## Exercise requirements
Gather each line of the entries below that includes "event".

## BEGIN Data rows

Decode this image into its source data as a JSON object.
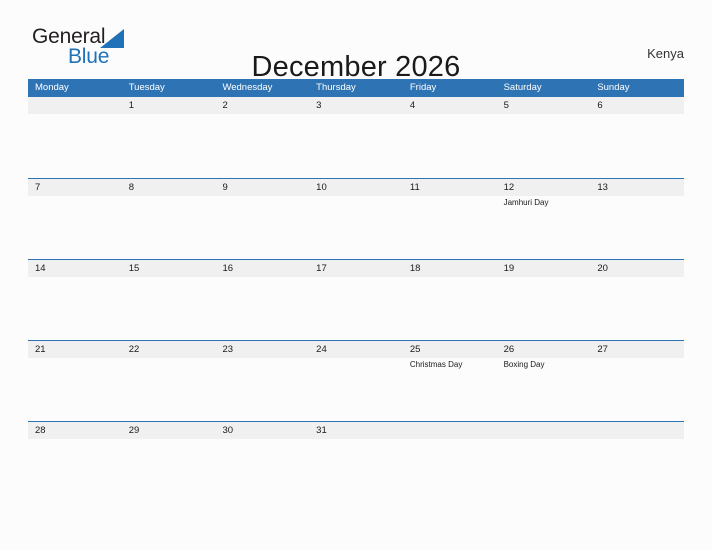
{
  "brand": {
    "name_part1": "General",
    "name_part2": "Blue",
    "triangle_color": "#1f72b8",
    "text_color": "#231f20"
  },
  "header": {
    "title": "December 2026",
    "region": "Kenya"
  },
  "calendar": {
    "header_bg": "#2e74b5",
    "band_bg": "#f0f0f0",
    "weekdays": [
      "Monday",
      "Tuesday",
      "Wednesday",
      "Thursday",
      "Friday",
      "Saturday",
      "Sunday"
    ],
    "weeks": [
      [
        {
          "day": ""
        },
        {
          "day": "1"
        },
        {
          "day": "2"
        },
        {
          "day": "3"
        },
        {
          "day": "4"
        },
        {
          "day": "5"
        },
        {
          "day": "6"
        }
      ],
      [
        {
          "day": "7"
        },
        {
          "day": "8"
        },
        {
          "day": "9"
        },
        {
          "day": "10"
        },
        {
          "day": "11"
        },
        {
          "day": "12",
          "event": "Jamhuri Day"
        },
        {
          "day": "13"
        }
      ],
      [
        {
          "day": "14"
        },
        {
          "day": "15"
        },
        {
          "day": "16"
        },
        {
          "day": "17"
        },
        {
          "day": "18"
        },
        {
          "day": "19"
        },
        {
          "day": "20"
        }
      ],
      [
        {
          "day": "21"
        },
        {
          "day": "22"
        },
        {
          "day": "23"
        },
        {
          "day": "24"
        },
        {
          "day": "25",
          "event": "Christmas Day"
        },
        {
          "day": "26",
          "event": "Boxing Day"
        },
        {
          "day": "27"
        }
      ],
      [
        {
          "day": "28"
        },
        {
          "day": "29"
        },
        {
          "day": "30"
        },
        {
          "day": "31"
        },
        {
          "day": ""
        },
        {
          "day": ""
        },
        {
          "day": ""
        }
      ]
    ]
  }
}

## END Data rows

## Exercise output
          "event": "Jamhuri Day"
          "event": "Christmas Day"
          "event": "Boxing Day"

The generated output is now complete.